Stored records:
>> START

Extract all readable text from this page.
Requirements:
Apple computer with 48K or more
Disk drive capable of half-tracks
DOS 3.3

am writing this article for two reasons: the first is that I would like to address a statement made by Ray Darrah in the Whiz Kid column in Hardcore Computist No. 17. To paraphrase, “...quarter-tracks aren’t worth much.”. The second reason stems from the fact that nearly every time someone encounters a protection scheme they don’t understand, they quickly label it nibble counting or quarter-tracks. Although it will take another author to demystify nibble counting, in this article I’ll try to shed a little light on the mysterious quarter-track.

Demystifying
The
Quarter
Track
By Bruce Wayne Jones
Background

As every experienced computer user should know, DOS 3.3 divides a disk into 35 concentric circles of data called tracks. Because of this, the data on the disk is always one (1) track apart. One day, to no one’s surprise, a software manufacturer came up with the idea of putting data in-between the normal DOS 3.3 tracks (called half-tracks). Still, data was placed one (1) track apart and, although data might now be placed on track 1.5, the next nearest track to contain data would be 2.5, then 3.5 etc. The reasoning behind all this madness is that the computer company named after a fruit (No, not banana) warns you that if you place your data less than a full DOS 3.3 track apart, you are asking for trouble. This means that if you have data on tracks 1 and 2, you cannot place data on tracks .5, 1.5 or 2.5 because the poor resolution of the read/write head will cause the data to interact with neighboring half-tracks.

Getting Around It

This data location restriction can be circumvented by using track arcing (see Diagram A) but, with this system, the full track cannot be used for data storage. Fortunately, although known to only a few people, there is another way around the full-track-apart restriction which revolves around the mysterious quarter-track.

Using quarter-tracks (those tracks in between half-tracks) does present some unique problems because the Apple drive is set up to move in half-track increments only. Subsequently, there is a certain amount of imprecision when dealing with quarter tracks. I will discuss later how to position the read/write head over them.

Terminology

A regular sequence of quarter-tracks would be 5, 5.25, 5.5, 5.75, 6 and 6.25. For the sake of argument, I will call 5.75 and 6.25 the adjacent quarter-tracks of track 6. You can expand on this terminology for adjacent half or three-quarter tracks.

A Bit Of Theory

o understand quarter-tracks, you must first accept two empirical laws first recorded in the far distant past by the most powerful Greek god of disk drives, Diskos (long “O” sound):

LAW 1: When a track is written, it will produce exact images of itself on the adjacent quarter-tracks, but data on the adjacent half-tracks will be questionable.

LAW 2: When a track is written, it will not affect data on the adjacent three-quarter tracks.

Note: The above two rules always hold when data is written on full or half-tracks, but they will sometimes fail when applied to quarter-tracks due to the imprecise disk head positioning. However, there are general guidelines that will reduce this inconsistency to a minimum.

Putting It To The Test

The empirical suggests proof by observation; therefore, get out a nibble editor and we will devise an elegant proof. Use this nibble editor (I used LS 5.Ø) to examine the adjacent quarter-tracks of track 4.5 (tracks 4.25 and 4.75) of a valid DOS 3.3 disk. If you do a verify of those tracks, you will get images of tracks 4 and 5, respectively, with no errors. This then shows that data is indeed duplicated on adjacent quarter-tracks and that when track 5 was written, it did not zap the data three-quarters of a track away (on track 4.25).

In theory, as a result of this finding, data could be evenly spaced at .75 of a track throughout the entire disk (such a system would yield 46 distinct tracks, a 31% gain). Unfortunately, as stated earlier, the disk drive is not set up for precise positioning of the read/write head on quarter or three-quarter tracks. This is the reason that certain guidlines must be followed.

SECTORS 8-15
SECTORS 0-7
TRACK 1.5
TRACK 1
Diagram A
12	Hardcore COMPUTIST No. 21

>> END

*What is expected*.
Check each line of the entries for the string "cannot". Copy the lines that have it.

*Exercise solution*.
As every experienced computer user should know, DOS 3.3 divides a disk into 35 concentric circles of data called tracks. Because of this, the data on the disk is always one (1) track apart. One day, to no one’s surprise, a software manufacturer came up with the idea of putting data in-between the normal DOS 3.3 tracks (called half-tracks). Still, data was placed one (1) track apart and, although data might now be placed on track 1.5, the next nearest track to contain data would be 2.5, then 3.5 etc. The reasoning behind all this madness is that the computer company named after a fruit (No, not banana) warns you that if you place your data less than a full DOS 3.3 track apart, you are asking for trouble. This means that if you have data on tracks 1 and 2, you cannot place data on tracks .5, 1.5 or 2.5 because the poor resolution of the read/write head will cause the data to interact with neighboring half-tracks.
This data location restriction can be circumvented by using track arcing (see Diagram A) but, with this system, the full track cannot be used for data storage. Fortunately, although known to only a few people, there is another way around the full-track-apart restriction which revolves around the mysterious quarter-track.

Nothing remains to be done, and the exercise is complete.